**Information shown:**
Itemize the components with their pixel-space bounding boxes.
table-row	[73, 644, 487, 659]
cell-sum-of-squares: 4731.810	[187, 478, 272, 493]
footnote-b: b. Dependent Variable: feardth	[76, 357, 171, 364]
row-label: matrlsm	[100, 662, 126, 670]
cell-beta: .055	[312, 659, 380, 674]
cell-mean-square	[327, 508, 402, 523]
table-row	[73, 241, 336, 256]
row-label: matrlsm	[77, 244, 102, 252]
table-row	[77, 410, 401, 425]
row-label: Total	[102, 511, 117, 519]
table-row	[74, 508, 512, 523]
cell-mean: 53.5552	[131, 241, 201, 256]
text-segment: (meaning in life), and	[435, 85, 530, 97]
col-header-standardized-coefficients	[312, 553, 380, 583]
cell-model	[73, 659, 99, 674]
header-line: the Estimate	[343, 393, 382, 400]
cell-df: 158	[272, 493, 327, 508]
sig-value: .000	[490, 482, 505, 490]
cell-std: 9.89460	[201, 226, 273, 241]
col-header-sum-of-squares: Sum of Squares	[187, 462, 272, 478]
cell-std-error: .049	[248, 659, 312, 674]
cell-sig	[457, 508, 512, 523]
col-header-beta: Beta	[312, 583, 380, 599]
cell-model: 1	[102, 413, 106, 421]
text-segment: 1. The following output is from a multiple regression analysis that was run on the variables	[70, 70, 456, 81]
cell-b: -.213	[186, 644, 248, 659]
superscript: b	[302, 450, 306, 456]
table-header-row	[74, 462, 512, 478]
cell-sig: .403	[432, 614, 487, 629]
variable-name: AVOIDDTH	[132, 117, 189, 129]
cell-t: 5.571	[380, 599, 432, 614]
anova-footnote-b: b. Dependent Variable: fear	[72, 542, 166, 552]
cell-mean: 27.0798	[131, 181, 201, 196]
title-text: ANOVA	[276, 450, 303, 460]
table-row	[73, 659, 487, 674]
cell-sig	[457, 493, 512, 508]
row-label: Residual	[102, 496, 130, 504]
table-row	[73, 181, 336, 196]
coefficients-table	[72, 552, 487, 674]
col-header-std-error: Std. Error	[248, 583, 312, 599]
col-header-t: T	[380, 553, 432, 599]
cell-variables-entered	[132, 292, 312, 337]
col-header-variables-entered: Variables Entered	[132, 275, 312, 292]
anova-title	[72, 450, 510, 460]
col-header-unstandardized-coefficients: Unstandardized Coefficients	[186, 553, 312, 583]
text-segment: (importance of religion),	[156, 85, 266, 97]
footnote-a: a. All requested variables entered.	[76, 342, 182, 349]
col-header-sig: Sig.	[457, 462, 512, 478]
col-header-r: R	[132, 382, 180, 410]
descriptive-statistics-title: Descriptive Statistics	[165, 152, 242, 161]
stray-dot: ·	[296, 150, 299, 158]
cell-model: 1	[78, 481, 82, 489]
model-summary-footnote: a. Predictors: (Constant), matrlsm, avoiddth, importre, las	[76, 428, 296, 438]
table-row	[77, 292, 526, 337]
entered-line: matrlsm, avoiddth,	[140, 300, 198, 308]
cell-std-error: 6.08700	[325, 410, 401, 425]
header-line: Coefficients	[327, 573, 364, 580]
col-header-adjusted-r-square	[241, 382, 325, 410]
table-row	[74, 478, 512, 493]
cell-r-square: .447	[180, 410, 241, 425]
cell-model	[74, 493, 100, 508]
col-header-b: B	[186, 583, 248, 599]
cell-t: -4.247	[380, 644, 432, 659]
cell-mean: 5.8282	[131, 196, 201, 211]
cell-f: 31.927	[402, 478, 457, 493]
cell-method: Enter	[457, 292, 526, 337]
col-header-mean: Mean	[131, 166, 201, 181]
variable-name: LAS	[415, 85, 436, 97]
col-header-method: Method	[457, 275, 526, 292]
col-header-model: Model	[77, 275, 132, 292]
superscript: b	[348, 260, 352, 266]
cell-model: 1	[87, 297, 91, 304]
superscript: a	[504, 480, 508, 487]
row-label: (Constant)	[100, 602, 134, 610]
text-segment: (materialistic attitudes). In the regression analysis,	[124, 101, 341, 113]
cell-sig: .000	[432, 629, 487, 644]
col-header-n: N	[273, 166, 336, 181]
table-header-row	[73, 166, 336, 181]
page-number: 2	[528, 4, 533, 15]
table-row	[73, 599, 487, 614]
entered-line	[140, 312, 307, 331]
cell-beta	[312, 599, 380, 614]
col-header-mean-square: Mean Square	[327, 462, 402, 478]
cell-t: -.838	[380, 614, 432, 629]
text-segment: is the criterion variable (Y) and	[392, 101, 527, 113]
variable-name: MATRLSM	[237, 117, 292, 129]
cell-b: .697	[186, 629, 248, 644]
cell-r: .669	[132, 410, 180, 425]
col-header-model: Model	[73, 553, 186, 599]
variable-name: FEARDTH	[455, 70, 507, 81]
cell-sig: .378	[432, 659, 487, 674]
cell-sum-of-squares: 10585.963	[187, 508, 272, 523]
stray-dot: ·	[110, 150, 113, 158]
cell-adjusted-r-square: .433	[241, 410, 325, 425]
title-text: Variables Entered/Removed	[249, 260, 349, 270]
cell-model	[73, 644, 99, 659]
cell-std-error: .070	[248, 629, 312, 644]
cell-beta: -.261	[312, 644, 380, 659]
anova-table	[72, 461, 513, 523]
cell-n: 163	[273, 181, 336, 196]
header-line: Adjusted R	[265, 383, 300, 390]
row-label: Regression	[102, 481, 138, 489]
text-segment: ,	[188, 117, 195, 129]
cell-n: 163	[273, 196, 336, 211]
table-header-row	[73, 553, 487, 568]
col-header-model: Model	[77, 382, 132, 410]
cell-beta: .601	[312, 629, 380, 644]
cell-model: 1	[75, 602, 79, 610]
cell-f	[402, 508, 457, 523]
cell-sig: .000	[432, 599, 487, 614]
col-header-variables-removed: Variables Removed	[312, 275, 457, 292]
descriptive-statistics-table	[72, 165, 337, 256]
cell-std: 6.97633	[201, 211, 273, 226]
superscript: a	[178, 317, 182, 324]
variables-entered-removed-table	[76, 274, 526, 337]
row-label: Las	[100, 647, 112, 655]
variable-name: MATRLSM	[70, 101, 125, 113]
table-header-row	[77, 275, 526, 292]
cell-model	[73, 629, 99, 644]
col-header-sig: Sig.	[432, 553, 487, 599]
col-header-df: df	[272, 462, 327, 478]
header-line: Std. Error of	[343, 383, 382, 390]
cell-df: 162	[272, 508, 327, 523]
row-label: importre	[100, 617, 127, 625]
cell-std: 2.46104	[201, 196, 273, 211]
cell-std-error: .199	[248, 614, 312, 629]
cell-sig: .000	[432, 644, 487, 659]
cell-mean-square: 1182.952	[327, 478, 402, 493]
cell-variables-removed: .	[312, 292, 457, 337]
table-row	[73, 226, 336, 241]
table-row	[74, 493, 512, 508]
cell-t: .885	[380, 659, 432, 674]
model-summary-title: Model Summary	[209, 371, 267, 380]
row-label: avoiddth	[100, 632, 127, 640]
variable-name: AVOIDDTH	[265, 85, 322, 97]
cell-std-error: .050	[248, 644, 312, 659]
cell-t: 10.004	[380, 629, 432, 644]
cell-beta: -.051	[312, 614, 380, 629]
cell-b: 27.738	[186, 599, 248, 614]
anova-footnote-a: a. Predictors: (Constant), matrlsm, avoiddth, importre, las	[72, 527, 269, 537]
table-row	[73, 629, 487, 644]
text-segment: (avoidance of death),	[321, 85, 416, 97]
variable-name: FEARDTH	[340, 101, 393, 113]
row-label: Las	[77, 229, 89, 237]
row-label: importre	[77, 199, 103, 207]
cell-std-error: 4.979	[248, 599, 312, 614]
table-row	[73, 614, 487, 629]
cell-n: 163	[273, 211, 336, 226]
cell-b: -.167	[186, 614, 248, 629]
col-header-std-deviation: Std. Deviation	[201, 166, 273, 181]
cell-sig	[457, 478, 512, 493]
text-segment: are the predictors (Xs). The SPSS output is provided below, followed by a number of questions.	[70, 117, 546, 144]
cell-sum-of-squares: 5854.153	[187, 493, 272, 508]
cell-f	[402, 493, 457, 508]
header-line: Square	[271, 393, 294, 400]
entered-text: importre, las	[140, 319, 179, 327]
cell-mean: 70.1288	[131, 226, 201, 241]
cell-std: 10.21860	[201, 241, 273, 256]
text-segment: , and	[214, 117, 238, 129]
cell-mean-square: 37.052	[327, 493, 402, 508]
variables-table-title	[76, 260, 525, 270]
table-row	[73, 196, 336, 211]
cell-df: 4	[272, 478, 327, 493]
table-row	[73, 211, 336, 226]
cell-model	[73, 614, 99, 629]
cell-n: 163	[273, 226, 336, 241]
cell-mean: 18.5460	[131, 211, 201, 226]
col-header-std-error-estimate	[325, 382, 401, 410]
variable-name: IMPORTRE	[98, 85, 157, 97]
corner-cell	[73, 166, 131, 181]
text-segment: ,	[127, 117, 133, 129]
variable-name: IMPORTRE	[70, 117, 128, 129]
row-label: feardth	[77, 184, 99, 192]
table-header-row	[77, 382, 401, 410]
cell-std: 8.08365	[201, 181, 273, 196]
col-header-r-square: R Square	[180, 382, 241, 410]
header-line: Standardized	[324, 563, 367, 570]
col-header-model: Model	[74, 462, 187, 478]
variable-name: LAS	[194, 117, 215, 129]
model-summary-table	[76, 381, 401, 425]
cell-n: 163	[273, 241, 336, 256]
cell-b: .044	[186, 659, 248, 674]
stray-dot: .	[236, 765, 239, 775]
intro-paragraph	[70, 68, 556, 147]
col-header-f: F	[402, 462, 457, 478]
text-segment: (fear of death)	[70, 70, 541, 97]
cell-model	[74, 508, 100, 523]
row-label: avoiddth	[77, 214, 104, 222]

**Your task:**
Starting at the first line of the material and ending with the line that contains "450, 510, 460]", write out every line unchanged.

**Solution:**
Itemize the components with their pixel-space bounding boxes.
table-row	[73, 644, 487, 659]
cell-sum-of-squares: 4731.810	[187, 478, 272, 493]
footnote-b: b. Dependent Variable: feardth	[76, 357, 171, 364]
row-label: matrlsm	[100, 662, 126, 670]
cell-beta: .055	[312, 659, 380, 674]
cell-mean-square	[327, 508, 402, 523]
table-row	[73, 241, 336, 256]
row-label: matrlsm	[77, 244, 102, 252]
table-row	[77, 410, 401, 425]
row-label: Total	[102, 511, 117, 519]
table-row	[74, 508, 512, 523]
cell-mean: 53.5552	[131, 241, 201, 256]
text-segment: (meaning in life), and	[435, 85, 530, 97]
col-header-standardized-coefficients	[312, 553, 380, 583]
cell-model	[73, 659, 99, 674]
header-line: the Estimate	[343, 393, 382, 400]
cell-df: 158	[272, 493, 327, 508]
sig-value: .000	[490, 482, 505, 490]
cell-std: 9.89460	[201, 226, 273, 241]
col-header-sum-of-squares: Sum of Squares	[187, 462, 272, 478]
cell-std-error: .049	[248, 659, 312, 674]
cell-sig	[457, 508, 512, 523]
col-header-beta: Beta	[312, 583, 380, 599]
cell-model: 1	[102, 413, 106, 421]
text-segment: 1. The following output is from a multiple regression analysis that was run on the variables	[70, 70, 456, 81]
cell-b: -.213	[186, 644, 248, 659]
superscript: b	[302, 450, 306, 456]
table-header-row	[74, 462, 512, 478]
cell-sig: .403	[432, 614, 487, 629]
variable-name: AVOIDDTH	[132, 117, 189, 129]
cell-t: 5.571	[380, 599, 432, 614]
anova-footnote-b: b. Dependent Variable: fear	[72, 542, 166, 552]
cell-mean: 27.0798	[131, 181, 201, 196]
title-text: ANOVA	[276, 450, 303, 460]
table-row	[73, 659, 487, 674]
cell-sig	[457, 493, 512, 508]
row-label: Residual	[102, 496, 130, 504]
table-row	[73, 181, 336, 196]
coefficients-table	[72, 552, 487, 674]
col-header-std-error: Std. Error	[248, 583, 312, 599]
col-header-t: T	[380, 553, 432, 599]
cell-variables-entered	[132, 292, 312, 337]
col-header-variables-entered: Variables Entered	[132, 275, 312, 292]
anova-title	[72, 450, 510, 460]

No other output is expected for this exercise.